Year 4, Day 192 - 7/10/12 - Movie #1,189
BEFORE: I picked films this week just because they were all (semi-)biographical, but an unintended theme has shown itself - that of skepticism, or perhaps debunking. We had Charles Darwin's evolution theory debunking creationism, and Houdini's skepticism toward psychics and mediums. Tonight, the authorship of Shakespeare's plays gets called into question.
Linking tonight is again made possible by "Harry Potter and the Deathly Hallows, Part 1" which starred both Timothy Spall from "Death Defying Acts" and Rhys Ifans (last seen in "Elizabeth: The Golden Age"), who appears at the center of tonight's film. It makes sense, there were a ton of British actors in that Potter series.
THE PLOT: The theory that it was in fact Edward De Vere, Earl of Oxford, who
penned Shakespeare's plays, set against the backdrop of the succession
of Queen Elizabeth I and the Essex rebellion against her.
AFTER: In addition to the theme of skepticism, this is the third film this week to attempt to tell a story in a non-linear fashion. Like "Creation", this film toggles back and forth between two timelines, one when Queen Elizabeth was young, and one when she was old. In an inspired (or lazy?) bit of casting, the Queen is played by 2 actresses, who are mother and daughter in the real world.

#### Problem description
Please name the person who, according to the movie journal entry, is the film's proposed true author of Shakespeare's plays. The records that come next are separate material, unrelated to the movie journal entry.

#### Excerpted data
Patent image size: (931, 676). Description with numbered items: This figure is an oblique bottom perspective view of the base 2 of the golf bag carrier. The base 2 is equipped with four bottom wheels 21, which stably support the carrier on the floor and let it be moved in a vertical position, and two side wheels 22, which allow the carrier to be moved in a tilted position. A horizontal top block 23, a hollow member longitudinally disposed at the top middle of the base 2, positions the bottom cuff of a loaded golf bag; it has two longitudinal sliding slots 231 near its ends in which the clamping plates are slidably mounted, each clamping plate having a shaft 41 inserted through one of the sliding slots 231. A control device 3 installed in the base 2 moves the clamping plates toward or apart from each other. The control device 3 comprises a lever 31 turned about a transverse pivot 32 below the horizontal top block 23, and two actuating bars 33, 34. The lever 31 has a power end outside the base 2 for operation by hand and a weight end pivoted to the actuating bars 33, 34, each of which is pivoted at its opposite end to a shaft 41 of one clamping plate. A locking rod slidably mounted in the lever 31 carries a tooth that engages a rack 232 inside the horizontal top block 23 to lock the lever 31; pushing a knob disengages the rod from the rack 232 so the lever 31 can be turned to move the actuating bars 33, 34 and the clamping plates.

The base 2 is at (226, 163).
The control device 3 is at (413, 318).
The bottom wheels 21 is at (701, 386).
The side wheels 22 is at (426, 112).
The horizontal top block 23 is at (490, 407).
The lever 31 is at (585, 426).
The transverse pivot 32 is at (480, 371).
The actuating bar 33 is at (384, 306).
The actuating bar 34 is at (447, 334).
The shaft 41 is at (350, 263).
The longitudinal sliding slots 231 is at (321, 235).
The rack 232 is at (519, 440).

#### Response for this exercise
Edward De Vere, Earl of Oxford.